Start of Text block

Posted November 10, 2014
Steve Lasley, Ph.D., University of Illinois College of Medicine at Peoria
James O'Callaghan, Ph.D., Centers for Disease Control and Prevention - National Institute for Occupational Safety and Health
Gulf War Illness (GWI) is a multi-symptom disorder with features characteristic of "sickness" behavior including cognitive impairment, fatigue, depression, sleep disruption, muscle and joint pain, and gastrointestinal and dermatological problems.
Typically, sickness behavior is the normal manifestation of an inflammatory response to infection or injury and one that resolves with restoration of homeostasis. In GWI such symptoms persist, and research suggests this may be due to heightened and chronic inflammation of the nervous system following a mild toxic exposure to any of a number of neurotoxic compounds.
In work supported by a Fiscal Year 2008 Gulf War Illness Research Program (GWIRP) Investigator-Initiated Research Award, Dr. Steve Lasley at the University of Illinois College of Medicine at Peoria, along with collaborator Dr. James O'Callaghan at the Centers for Disease Control and Prevention - National Institute for Occupational Safety and Health, set out to characterize chronic neuroinflammation using an animal model of GWI. To produce the initial elevated level of inflammation in mice, Drs. Lasley and O'Callaghan and their teams gave animals low doses of an acetylcholinesterase inhibitor called diisopropyl fluorophosphate (DFP). In these experiments this chemical was used as a nerve gas surrogate: At higher doses it can cause neuronal damage by abolishing the normal signal transmission at connections involving one type of nerves. This results in excess nerve firing, possibly leading to seizures and nerve system damage due to overstimulation.

End of Text block
Start of Data listing

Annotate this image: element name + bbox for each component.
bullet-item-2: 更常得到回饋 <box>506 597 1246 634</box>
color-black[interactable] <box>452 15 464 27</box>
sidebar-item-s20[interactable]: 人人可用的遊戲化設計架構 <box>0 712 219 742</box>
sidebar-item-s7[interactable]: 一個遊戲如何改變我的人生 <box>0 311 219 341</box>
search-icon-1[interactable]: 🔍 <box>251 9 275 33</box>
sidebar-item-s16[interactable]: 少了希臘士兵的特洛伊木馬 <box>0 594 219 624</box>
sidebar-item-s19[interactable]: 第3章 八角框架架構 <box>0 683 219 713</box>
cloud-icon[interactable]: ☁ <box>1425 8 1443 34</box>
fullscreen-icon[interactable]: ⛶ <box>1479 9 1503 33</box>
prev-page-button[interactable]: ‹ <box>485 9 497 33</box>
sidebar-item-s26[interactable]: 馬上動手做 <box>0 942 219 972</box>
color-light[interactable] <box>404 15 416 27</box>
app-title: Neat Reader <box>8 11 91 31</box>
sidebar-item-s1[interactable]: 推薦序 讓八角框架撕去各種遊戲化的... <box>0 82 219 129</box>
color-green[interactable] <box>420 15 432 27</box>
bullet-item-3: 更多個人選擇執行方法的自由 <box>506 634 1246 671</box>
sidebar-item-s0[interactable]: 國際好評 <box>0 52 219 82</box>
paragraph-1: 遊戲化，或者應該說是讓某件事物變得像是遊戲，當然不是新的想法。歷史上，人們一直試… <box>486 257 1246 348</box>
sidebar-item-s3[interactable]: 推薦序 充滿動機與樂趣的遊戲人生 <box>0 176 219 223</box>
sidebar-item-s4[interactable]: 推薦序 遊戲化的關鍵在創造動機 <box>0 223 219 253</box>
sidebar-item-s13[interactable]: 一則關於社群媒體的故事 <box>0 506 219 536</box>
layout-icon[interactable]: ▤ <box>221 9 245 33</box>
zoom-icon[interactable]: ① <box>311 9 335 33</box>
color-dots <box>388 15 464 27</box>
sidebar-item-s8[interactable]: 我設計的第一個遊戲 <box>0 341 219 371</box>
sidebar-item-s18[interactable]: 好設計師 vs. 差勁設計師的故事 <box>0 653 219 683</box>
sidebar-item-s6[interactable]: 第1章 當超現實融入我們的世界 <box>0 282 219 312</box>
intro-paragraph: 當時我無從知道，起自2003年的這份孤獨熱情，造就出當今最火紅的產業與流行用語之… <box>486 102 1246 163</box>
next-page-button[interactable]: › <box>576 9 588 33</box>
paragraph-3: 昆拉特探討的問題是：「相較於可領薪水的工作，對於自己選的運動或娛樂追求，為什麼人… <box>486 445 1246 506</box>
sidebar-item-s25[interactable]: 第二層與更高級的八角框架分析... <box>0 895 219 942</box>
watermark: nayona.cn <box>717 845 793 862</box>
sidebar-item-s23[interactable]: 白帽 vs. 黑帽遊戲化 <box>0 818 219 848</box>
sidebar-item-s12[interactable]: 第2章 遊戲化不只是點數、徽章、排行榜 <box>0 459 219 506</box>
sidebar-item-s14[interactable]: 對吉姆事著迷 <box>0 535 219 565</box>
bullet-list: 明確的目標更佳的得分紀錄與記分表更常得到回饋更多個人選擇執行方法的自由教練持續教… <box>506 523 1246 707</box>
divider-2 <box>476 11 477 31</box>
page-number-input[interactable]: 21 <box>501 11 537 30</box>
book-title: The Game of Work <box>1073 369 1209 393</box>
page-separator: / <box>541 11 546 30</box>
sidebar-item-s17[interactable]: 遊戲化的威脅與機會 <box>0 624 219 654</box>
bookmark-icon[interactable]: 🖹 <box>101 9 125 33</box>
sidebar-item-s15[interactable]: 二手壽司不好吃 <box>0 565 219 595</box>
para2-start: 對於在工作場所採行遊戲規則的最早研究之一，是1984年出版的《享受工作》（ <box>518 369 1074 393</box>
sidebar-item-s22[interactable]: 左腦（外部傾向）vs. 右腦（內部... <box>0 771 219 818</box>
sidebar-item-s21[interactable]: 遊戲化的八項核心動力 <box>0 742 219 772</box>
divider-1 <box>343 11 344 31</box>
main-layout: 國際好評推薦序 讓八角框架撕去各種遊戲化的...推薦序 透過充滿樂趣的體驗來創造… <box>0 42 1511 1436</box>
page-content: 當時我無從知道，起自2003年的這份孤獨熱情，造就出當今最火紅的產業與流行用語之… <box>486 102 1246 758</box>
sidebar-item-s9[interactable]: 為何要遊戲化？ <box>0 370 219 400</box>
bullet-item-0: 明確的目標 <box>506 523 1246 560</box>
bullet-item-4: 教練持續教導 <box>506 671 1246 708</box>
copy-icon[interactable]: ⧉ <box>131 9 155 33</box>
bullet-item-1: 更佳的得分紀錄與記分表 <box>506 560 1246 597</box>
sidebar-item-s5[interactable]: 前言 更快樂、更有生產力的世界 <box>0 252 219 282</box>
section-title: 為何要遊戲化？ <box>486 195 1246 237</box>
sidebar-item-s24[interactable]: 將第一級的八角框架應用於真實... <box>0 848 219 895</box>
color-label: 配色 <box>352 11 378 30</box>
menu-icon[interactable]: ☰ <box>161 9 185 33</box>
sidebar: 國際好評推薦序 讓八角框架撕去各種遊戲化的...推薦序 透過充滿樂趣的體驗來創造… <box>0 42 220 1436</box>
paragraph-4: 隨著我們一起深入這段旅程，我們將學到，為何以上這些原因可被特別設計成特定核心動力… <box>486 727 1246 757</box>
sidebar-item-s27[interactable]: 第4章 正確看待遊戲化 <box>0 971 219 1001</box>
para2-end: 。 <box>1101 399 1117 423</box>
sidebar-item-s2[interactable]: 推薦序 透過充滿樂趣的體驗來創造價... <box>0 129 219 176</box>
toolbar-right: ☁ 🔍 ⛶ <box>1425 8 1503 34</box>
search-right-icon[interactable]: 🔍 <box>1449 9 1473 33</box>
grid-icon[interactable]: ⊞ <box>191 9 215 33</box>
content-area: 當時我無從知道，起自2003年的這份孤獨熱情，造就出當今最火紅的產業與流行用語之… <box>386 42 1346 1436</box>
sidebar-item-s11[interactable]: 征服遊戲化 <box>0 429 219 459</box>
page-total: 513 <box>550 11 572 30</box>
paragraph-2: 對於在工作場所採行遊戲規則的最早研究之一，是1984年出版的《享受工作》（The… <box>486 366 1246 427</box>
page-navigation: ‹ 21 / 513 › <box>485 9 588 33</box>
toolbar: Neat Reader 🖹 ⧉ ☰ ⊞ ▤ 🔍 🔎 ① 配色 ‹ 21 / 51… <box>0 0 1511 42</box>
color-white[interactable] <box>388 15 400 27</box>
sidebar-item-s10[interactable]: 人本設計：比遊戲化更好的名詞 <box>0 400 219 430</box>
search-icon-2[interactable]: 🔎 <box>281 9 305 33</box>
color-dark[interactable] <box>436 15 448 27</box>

End of Data listing

- **Requirement 1**
Please rewrite the Gulf War Illness text from "Posted November 10, 2014" to "and dermatological problems.", renaming "Ph.D." to "PhD" each time it occurs.
- **Requirement 2**
Summarize the Gulf War Illness text in two sentences.
The entries are separate material from the Gulf War Illness text.

- **Response 1**
Posted November 10, 2014
Steve Lasley, PhD, University of Illinois College of Medicine at Peoria
James O'Callaghan, PhD, Centers for Disease Control and Prevention - National Institute for Occupational Safety and Health
Gulf War Illness (GWI) is a multi-symptom disorder with features characteristic of "sickness" behavior including cognitive impairment, fatigue, depression, sleep disruption, muscle and joint pain, and gastrointestinal and dermatological problems.

- **Response 2**
Gulf War Illness is a multi-symptom disorder resembling sickness behavior, and research suggests its symptoms persist because of heightened, chronic nervous system inflammation after a mild exposure to neurotoxic compounds. With a GWIRP award, Drs. Lasley and O'Callaghan set out to characterize this chronic neuroinflammation in a mouse model of GWI, giving animals low doses of DFP, an acetylcholinesterase inhibitor used as a nerve gas surrogate.